+++ RECORDED INFORMATION +++
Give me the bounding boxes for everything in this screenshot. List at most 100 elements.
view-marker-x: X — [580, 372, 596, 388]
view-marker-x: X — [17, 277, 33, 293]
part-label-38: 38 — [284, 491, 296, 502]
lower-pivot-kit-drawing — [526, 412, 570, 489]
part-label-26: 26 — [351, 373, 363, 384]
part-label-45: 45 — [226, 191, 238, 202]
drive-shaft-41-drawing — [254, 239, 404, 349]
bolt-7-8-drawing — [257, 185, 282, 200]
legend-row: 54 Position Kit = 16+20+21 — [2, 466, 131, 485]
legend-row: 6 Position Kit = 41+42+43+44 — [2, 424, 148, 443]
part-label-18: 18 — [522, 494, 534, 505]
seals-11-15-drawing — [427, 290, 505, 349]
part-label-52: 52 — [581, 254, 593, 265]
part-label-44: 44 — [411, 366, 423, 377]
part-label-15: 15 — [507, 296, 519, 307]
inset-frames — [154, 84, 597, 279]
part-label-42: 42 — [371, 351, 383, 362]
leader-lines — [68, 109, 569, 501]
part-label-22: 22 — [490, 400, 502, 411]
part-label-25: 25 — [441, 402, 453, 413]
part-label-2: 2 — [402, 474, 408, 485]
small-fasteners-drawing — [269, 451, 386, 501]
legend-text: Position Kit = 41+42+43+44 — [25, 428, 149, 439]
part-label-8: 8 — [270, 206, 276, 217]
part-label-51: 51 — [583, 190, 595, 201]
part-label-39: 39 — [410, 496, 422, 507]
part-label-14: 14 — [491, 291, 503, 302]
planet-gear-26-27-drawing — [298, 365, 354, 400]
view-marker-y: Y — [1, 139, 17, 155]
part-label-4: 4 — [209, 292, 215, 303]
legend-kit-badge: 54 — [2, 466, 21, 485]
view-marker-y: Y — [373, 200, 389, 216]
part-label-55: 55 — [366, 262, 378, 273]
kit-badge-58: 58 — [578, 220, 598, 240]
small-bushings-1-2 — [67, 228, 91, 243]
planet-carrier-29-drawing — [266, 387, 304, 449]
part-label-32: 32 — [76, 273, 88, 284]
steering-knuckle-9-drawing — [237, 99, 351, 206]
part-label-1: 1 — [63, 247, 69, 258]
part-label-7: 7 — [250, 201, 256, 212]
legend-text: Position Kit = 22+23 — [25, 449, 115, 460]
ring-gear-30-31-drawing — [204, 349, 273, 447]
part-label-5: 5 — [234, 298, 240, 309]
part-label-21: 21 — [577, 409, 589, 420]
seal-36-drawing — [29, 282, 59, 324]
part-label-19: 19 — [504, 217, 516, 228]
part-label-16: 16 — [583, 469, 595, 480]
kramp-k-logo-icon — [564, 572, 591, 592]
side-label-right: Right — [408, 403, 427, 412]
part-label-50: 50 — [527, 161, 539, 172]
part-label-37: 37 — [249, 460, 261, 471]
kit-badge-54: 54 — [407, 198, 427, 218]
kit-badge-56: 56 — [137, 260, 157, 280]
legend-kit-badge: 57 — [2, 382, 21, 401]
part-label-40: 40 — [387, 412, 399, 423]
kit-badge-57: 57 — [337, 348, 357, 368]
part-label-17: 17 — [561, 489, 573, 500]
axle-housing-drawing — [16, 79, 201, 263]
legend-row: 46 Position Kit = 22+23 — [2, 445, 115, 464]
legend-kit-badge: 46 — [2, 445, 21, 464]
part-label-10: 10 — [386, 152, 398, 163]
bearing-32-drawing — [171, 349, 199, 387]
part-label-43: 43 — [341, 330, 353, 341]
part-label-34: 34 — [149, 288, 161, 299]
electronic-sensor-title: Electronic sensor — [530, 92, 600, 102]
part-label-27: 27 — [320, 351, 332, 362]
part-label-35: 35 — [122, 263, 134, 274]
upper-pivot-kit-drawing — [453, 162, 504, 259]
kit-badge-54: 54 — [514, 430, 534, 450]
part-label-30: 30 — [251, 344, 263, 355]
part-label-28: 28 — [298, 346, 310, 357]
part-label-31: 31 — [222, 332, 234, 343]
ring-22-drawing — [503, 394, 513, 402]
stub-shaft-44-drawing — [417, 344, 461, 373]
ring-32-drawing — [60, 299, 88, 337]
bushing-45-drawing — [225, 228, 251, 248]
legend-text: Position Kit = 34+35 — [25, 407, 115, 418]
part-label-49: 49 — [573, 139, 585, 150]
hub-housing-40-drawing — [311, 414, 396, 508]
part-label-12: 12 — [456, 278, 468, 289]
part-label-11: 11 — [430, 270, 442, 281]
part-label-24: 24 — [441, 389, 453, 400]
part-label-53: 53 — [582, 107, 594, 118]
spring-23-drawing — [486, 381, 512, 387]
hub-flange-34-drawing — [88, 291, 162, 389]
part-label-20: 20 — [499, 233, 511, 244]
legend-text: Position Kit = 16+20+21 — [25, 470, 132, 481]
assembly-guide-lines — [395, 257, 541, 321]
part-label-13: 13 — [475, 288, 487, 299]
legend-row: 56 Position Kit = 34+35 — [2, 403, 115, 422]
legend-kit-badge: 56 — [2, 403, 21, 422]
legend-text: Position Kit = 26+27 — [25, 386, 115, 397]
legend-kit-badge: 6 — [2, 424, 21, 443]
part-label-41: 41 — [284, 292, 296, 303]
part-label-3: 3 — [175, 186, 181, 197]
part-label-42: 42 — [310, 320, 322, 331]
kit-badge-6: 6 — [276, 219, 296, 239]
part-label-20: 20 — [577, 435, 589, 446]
+++
* **WHAT YOU SHOULD DO**: Return every one of the items above word for word, with nothing changed.

* **TASK SOLUTION**:
Give me the bounding boxes for everything in this screenshot. List at most 100 elements.
view-marker-x: X — [580, 372, 596, 388]
view-marker-x: X — [17, 277, 33, 293]
part-label-38: 38 — [284, 491, 296, 502]
lower-pivot-kit-drawing — [526, 412, 570, 489]
part-label-26: 26 — [351, 373, 363, 384]
part-label-45: 45 — [226, 191, 238, 202]
drive-shaft-41-drawing — [254, 239, 404, 349]
bolt-7-8-drawing — [257, 185, 282, 200]
legend-row: 54 Position Kit = 16+20+21 — [2, 466, 131, 485]
legend-row: 6 Position Kit = 41+42+43+44 — [2, 424, 148, 443]
part-label-18: 18 — [522, 494, 534, 505]
seals-11-15-drawing — [427, 290, 505, 349]
part-label-52: 52 — [581, 254, 593, 265]
part-label-44: 44 — [411, 366, 423, 377]
part-label-15: 15 — [507, 296, 519, 307]
inset-frames — [154, 84, 597, 279]
part-label-42: 42 — [371, 351, 383, 362]
leader-lines — [68, 109, 569, 501]
part-label-22: 22 — [490, 400, 502, 411]
part-label-25: 25 — [441, 402, 453, 413]
part-label-2: 2 — [402, 474, 408, 485]
small-fasteners-drawing — [269, 451, 386, 501]
legend-text: Position Kit = 41+42+43+44 — [25, 428, 149, 439]
part-label-8: 8 — [270, 206, 276, 217]
part-label-51: 51 — [583, 190, 595, 201]
part-label-39: 39 — [410, 496, 422, 507]
part-label-14: 14 — [491, 291, 503, 302]
planet-gear-26-27-drawing — [298, 365, 354, 400]
view-marker-y: Y — [1, 139, 17, 155]
part-label-4: 4 — [209, 292, 215, 303]
legend-kit-badge: 54 — [2, 466, 21, 485]
view-marker-y: Y — [373, 200, 389, 216]
part-label-55: 55 — [366, 262, 378, 273]
kit-badge-58: 58 — [578, 220, 598, 240]
small-bushings-1-2 — [67, 228, 91, 243]
planet-carrier-29-drawing — [266, 387, 304, 449]
part-label-32: 32 — [76, 273, 88, 284]
steering-knuckle-9-drawing — [237, 99, 351, 206]
part-label-1: 1 — [63, 247, 69, 258]
part-label-7: 7 — [250, 201, 256, 212]
legend-text: Position Kit = 22+23 — [25, 449, 115, 460]
ring-gear-30-31-drawing — [204, 349, 273, 447]
part-label-5: 5 — [234, 298, 240, 309]
part-label-21: 21 — [577, 409, 589, 420]
seal-36-drawing — [29, 282, 59, 324]
part-label-19: 19 — [504, 217, 516, 228]
part-label-16: 16 — [583, 469, 595, 480]
kramp-k-logo-icon — [564, 572, 591, 592]
side-label-right: Right — [408, 403, 427, 412]
part-label-50: 50 — [527, 161, 539, 172]
part-label-37: 37 — [249, 460, 261, 471]
kit-badge-54: 54 — [407, 198, 427, 218]
kit-badge-56: 56 — [137, 260, 157, 280]
legend-kit-badge: 57 — [2, 382, 21, 401]
part-label-40: 40 — [387, 412, 399, 423]
kit-badge-57: 57 — [337, 348, 357, 368]
part-label-17: 17 — [561, 489, 573, 500]
axle-housing-drawing — [16, 79, 201, 263]
legend-row: 46 Position Kit = 22+23 — [2, 445, 115, 464]
legend-kit-badge: 46 — [2, 445, 21, 464]
part-label-10: 10 — [386, 152, 398, 163]
bearing-32-drawing — [171, 349, 199, 387]
part-label-43: 43 — [341, 330, 353, 341]
part-label-34: 34 — [149, 288, 161, 299]
electronic-sensor-title: Electronic sensor — [530, 92, 600, 102]
part-label-27: 27 — [320, 351, 332, 362]
part-label-35: 35 — [122, 263, 134, 274]
upper-pivot-kit-drawing — [453, 162, 504, 259]
kit-badge-54: 54 — [514, 430, 534, 450]
part-label-30: 30 — [251, 344, 263, 355]
part-label-28: 28 — [298, 346, 310, 357]
part-label-31: 31 — [222, 332, 234, 343]
ring-22-drawing — [503, 394, 513, 402]
stub-shaft-44-drawing — [417, 344, 461, 373]
ring-32-drawing — [60, 299, 88, 337]
bushing-45-drawing — [225, 228, 251, 248]
legend-text: Position Kit = 34+35 — [25, 407, 115, 418]
part-label-49: 49 — [573, 139, 585, 150]
hub-housing-40-drawing — [311, 414, 396, 508]
part-label-12: 12 — [456, 278, 468, 289]
part-label-11: 11 — [430, 270, 442, 281]
part-label-24: 24 — [441, 389, 453, 400]
part-label-53: 53 — [582, 107, 594, 118]
spring-23-drawing — [486, 381, 512, 387]
hub-flange-34-drawing — [88, 291, 162, 389]
part-label-20: 20 — [499, 233, 511, 244]
legend-text: Position Kit = 16+20+21 — [25, 470, 132, 481]
assembly-guide-lines — [395, 257, 541, 321]
part-label-13: 13 — [475, 288, 487, 299]
legend-row: 56 Position Kit = 34+35 — [2, 403, 115, 422]
legend-kit-badge: 56 — [2, 403, 21, 422]
legend-text: Position Kit = 26+27 — [25, 386, 115, 397]
legend-kit-badge: 6 — [2, 424, 21, 443]
part-label-41: 41 — [284, 292, 296, 303]
part-label-3: 3 — [175, 186, 181, 197]
part-label-42: 42 — [310, 320, 322, 331]
kit-badge-6: 6 — [276, 219, 296, 239]
part-label-20: 20 — [577, 435, 589, 446]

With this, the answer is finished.